▶ **TASK STATEMENT**: Skip the pictures. Copy all the rest of the records down exactly.

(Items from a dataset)
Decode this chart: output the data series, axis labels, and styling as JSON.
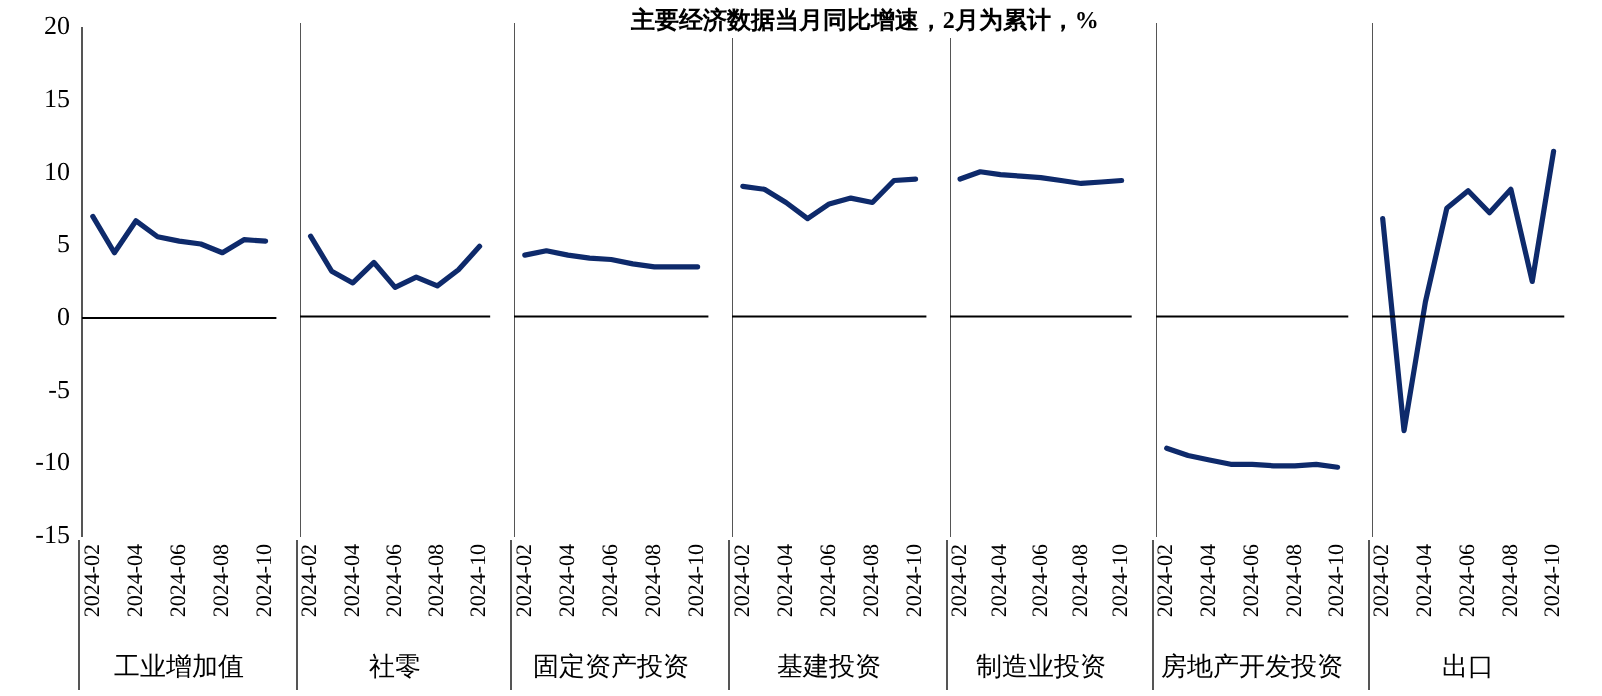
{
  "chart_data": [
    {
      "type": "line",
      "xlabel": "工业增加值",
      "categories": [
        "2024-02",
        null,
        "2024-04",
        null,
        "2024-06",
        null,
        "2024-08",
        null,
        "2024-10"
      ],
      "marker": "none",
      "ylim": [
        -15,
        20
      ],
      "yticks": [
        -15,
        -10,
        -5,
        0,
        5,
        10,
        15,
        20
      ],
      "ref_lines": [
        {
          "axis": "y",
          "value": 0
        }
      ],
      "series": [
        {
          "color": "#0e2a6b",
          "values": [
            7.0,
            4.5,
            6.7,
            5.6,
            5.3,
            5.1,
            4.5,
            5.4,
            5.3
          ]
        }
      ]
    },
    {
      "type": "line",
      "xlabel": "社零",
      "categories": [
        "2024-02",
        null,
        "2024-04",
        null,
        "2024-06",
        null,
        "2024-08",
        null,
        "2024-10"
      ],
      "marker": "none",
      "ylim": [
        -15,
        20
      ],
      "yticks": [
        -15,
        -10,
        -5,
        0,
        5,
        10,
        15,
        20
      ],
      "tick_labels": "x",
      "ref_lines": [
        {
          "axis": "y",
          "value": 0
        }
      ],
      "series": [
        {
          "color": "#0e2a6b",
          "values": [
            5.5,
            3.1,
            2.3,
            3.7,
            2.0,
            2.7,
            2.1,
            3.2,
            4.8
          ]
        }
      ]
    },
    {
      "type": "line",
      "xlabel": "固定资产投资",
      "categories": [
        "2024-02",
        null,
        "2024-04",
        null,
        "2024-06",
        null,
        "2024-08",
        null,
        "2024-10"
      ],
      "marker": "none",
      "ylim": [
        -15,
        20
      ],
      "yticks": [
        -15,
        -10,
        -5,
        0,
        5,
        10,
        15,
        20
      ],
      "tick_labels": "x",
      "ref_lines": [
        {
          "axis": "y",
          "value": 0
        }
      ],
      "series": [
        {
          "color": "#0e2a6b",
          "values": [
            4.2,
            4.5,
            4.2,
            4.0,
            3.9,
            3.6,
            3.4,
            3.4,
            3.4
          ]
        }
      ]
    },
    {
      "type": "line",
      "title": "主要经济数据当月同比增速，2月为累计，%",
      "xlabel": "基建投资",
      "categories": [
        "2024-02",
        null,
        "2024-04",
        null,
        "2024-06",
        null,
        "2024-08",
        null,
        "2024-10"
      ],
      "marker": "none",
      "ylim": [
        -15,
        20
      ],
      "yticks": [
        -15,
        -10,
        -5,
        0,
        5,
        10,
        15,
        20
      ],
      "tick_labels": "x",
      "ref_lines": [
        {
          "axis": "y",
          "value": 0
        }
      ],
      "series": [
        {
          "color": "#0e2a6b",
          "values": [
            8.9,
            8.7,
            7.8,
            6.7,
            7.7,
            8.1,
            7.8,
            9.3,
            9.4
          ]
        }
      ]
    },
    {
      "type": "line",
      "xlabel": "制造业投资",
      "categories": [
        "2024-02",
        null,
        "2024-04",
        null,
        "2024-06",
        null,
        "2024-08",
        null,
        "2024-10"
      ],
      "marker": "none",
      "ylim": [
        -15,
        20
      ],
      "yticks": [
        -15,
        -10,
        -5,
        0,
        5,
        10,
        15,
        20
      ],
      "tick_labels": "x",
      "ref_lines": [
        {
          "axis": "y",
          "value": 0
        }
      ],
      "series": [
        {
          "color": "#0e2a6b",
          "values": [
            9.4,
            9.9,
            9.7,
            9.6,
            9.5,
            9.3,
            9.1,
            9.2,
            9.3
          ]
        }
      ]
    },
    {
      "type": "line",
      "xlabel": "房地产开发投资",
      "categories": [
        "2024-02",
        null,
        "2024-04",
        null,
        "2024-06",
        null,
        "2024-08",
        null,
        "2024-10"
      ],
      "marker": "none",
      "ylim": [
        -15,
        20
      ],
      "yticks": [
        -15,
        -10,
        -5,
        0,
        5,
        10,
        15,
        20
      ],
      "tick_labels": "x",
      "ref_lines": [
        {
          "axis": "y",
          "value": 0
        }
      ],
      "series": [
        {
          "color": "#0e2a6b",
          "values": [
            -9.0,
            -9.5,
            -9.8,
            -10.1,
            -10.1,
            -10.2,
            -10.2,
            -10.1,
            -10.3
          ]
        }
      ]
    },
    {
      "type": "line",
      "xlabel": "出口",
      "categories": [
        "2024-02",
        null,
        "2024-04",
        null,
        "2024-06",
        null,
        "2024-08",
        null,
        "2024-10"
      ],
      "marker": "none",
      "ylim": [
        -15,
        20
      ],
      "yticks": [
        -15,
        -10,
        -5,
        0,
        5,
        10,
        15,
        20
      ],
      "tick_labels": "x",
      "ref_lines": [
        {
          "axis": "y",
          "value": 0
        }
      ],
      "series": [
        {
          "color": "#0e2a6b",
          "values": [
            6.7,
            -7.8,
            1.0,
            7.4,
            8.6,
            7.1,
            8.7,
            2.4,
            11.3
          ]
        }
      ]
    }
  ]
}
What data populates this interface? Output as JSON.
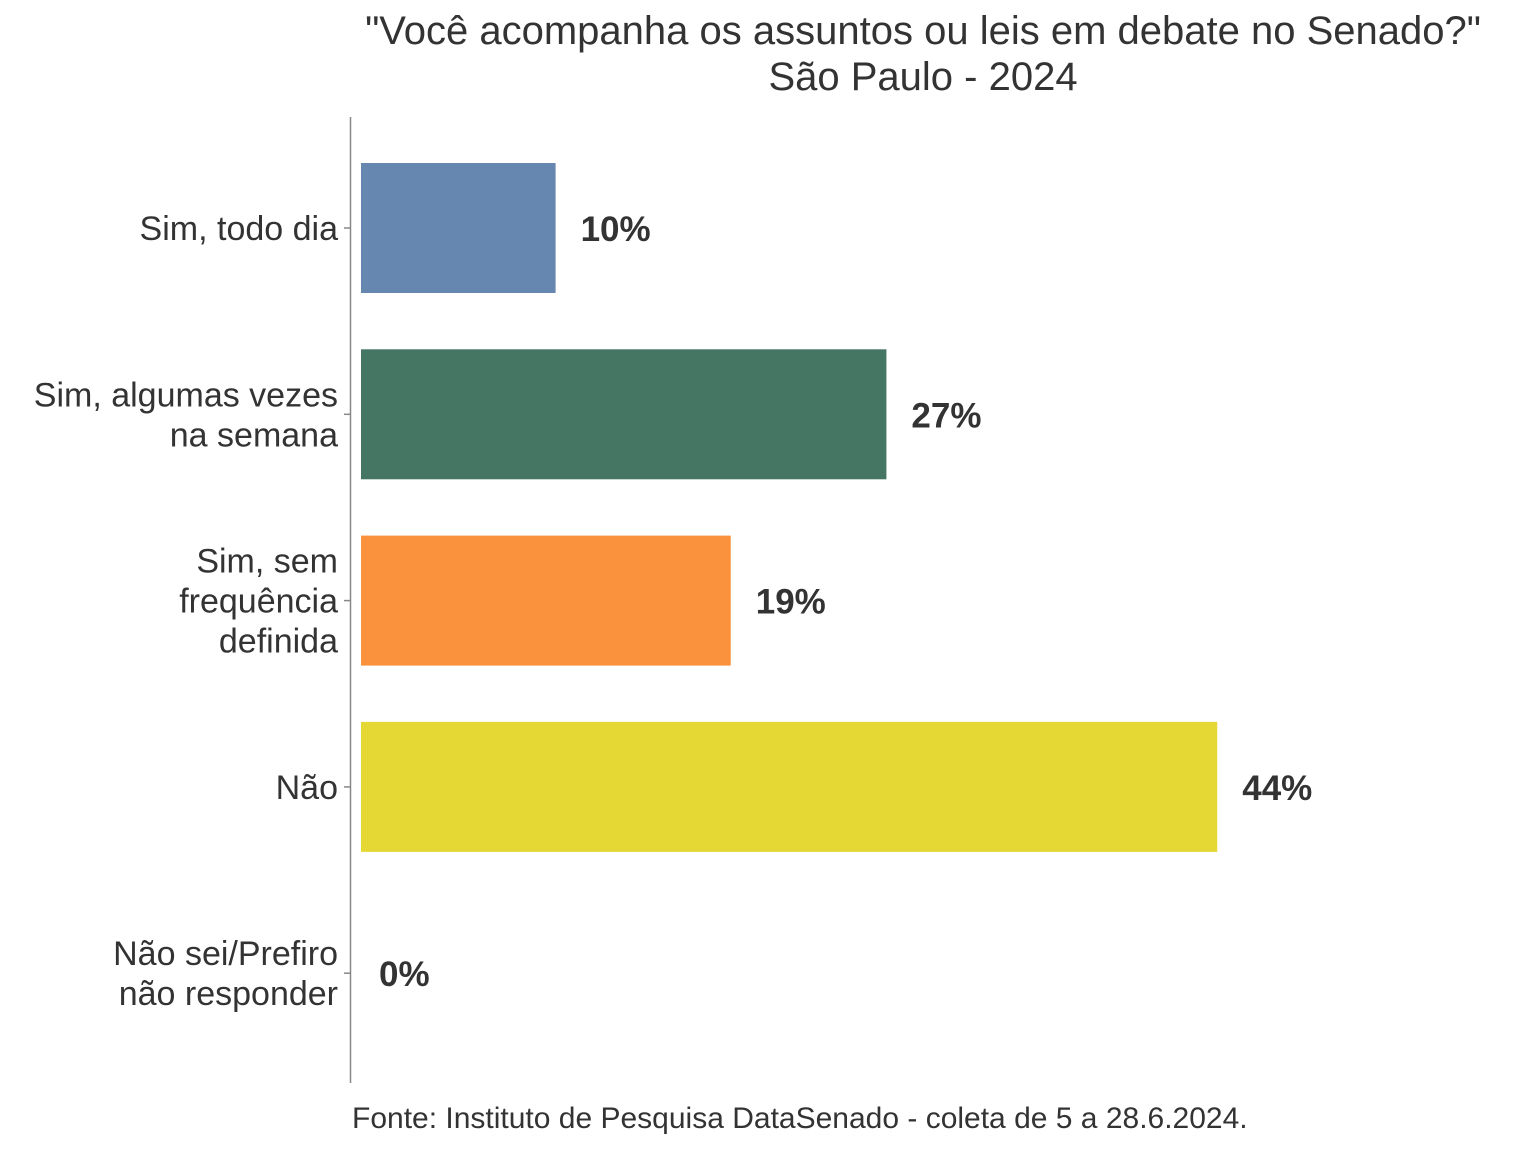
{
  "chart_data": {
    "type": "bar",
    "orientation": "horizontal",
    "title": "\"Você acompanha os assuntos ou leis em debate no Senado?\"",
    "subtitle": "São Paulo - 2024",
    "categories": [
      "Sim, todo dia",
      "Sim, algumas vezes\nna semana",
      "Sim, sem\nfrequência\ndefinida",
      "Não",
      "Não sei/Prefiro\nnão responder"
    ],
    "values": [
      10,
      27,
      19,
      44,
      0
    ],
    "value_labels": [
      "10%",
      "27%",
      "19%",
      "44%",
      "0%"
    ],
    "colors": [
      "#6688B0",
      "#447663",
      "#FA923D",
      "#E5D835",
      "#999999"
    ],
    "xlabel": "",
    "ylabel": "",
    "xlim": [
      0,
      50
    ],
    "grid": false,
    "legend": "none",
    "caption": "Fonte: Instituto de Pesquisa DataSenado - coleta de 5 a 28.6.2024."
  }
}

▶ **EXERCISE SOLUTION**:
Decode this chart: output the data series, axis labels, and styling as JSON.
{
  "chart_data": [
    {
      "type": "line",
      "xlabel": "工业增加值",
      "categories": [
        "2024-02",
        null,
        "2024-04",
        null,
        "2024-06",
        null,
        "2024-08",
        null,
        "2024-10"
      ],
      "marker": "none",
      "ylim": [
        -15,
        20
      ],
      "yticks": [
        -15,
        -10,
        -5,
        0,
        5,
        10,
        15,
        20
      ],
      "ref_lines": [
        {
          "axis": "y",
          "value": 0
        }
      ],
      "series": [
        {
          "color": "#0e2a6b",
          "values": [
            7.0,
            4.5,
            6.7,
            5.6,
            5.3,
            5.1,
            4.5,
            5.4,
            5.3
          ]
        }
      ]
    },
    {
      "type": "line",
      "xlabel": "社零",
      "categories": [
        "2024-02",
        null,
        "2024-04",
        null,
        "2024-06",
        null,
        "2024-08",
        null,
        "2024-10"
      ],
      "marker": "none",
      "ylim": [
        -15,
        20
      ],
      "yticks": [
        -15,
        -10,
        -5,
        0,
        5,
        10,
        15,
        20
      ],
      "tick_labels": "x",
      "ref_lines": [
        {
          "axis": "y",
          "value": 0
        }
      ],
      "series": [
        {
          "color": "#0e2a6b",
          "values": [
            5.5,
            3.1,
            2.3,
            3.7,
            2.0,
            2.7,
            2.1,
            3.2,
            4.8
          ]
        }
      ]
    },
    {
      "type": "line",
      "xlabel": "固定资产投资",
      "categories": [
        "2024-02",
        null,
        "2024-04",
        null,
        "2024-06",
        null,
        "2024-08",
        null,
        "2024-10"
      ],
      "marker": "none",
      "ylim": [
        -15,
        20
      ],
      "yticks": [
        -15,
        -10,
        -5,
        0,
        5,
        10,
        15,
        20
      ],
      "tick_labels": "x",
      "ref_lines": [
        {
          "axis": "y",
          "value": 0
        }
      ],
      "series": [
        {
          "color": "#0e2a6b",
          "values": [
            4.2,
            4.5,
            4.2,
            4.0,
            3.9,
            3.6,
            3.4,
            3.4,
            3.4
          ]
        }
      ]
    },
    {
      "type": "line",
      "title": "主要经济数据当月同比增速，2月为累计，%",
      "xlabel": "基建投资",
      "categories": [
        "2024-02",
        null,
        "2024-04",
        null,
        "2024-06",
        null,
        "2024-08",
        null,
        "2024-10"
      ],
      "marker": "none",
      "ylim": [
        -15,
        20
      ],
      "yticks": [
        -15,
        -10,
        -5,
        0,
        5,
        10,
        15,
        20
      ],
      "tick_labels": "x",
      "ref_lines": [
        {
          "axis": "y",
          "value": 0
        }
      ],
      "series": [
        {
          "color": "#0e2a6b",
          "values": [
            8.9,
            8.7,
            7.8,
            6.7,
            7.7,
            8.1,
            7.8,
            9.3,
            9.4
          ]
        }
      ]
    },
    {
      "type": "line",
      "xlabel": "制造业投资",
      "categories": [
        "2024-02",
        null,
        "2024-04",
        null,
        "2024-06",
        null,
        "2024-08",
        null,
        "2024-10"
      ],
      "marker": "none",
      "ylim": [
        -15,
        20
      ],
      "yticks": [
        -15,
        -10,
        -5,
        0,
        5,
        10,
        15,
        20
      ],
      "tick_labels": "x",
      "ref_lines": [
        {
          "axis": "y",
          "value": 0
        }
      ],
      "series": [
        {
          "color": "#0e2a6b",
          "values": [
            9.4,
            9.9,
            9.7,
            9.6,
            9.5,
            9.3,
            9.1,
            9.2,
            9.3
          ]
        }
      ]
    },
    {
      "type": "line",
      "xlabel": "房地产开发投资",
      "categories": [
        "2024-02",
        null,
        "2024-04",
        null,
        "2024-06",
        null,
        "2024-08",
        null,
        "2024-10"
      ],
      "marker": "none",
      "ylim": [
        -15,
        20
      ],
      "yticks": [
        -15,
        -10,
        -5,
        0,
        5,
        10,
        15,
        20
      ],
      "tick_labels": "x",
      "ref_lines": [
        {
          "axis": "y",
          "value": 0
        }
      ],
      "series": [
        {
          "color": "#0e2a6b",
          "values": [
            -9.0,
            -9.5,
            -9.8,
            -10.1,
            -10.1,
            -10.2,
            -10.2,
            -10.1,
            -10.3
          ]
        }
      ]
    },
    {
      "type": "line",
      "xlabel": "出口",
      "categories": [
        "2024-02",
        null,
        "2024-04",
        null,
        "2024-06",
        null,
        "2024-08",
        null,
        "2024-10"
      ],
      "marker": "none",
      "ylim": [
        -15,
        20
      ],
      "yticks": [
        -15,
        -10,
        -5,
        0,
        5,
        10,
        15,
        20
      ],
      "tick_labels": "x",
      "ref_lines": [
        {
          "axis": "y",
          "value": 0
        }
      ],
      "series": [
        {
          "color": "#0e2a6b",
          "values": [
            6.7,
            -7.8,
            1.0,
            7.4,
            8.6,
            7.1,
            8.7,
            2.4,
            11.3
          ]
        }
      ]
    }
  ]
}
What data populates this interface? Output as JSON.
{
  "chart_data": {
    "type": "bar",
    "orientation": "horizontal",
    "title": "\"Você acompanha os assuntos ou leis em debate no Senado?\"",
    "subtitle": "São Paulo - 2024",
    "categories": [
      "Sim, todo dia",
      "Sim, algumas vezes\nna semana",
      "Sim, sem\nfrequência\ndefinida",
      "Não",
      "Não sei/Prefiro\nnão responder"
    ],
    "values": [
      10,
      27,
      19,
      44,
      0
    ],
    "value_labels": [
      "10%",
      "27%",
      "19%",
      "44%",
      "0%"
    ],
    "colors": [
      "#6688B0",
      "#447663",
      "#FA923D",
      "#E5D835",
      "#999999"
    ],
    "xlabel": "",
    "ylabel": "",
    "xlim": [
      0,
      50
    ],
    "grid": false,
    "legend": "none",
    "caption": "Fonte: Instituto de Pesquisa DataSenado - coleta de 5 a 28.6.2024."
  }
}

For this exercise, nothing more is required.